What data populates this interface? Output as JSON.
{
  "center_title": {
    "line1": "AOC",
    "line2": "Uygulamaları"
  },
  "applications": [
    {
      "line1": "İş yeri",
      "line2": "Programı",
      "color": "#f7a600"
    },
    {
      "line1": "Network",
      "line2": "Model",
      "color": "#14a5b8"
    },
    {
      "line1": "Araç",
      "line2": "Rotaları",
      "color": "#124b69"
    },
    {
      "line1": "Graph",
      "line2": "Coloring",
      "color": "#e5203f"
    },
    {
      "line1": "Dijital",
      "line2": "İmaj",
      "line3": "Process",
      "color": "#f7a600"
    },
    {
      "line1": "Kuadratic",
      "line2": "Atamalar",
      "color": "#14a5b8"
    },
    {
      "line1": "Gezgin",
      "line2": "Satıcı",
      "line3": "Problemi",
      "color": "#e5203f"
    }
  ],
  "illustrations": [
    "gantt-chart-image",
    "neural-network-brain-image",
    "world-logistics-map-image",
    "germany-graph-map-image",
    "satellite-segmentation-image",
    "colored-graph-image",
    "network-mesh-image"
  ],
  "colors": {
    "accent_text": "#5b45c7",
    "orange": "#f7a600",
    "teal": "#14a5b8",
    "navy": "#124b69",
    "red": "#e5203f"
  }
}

• _The request_:
The lines above form a set of records; determine how many of them contain the string "image" and give that number alone.

• _Task response_:
7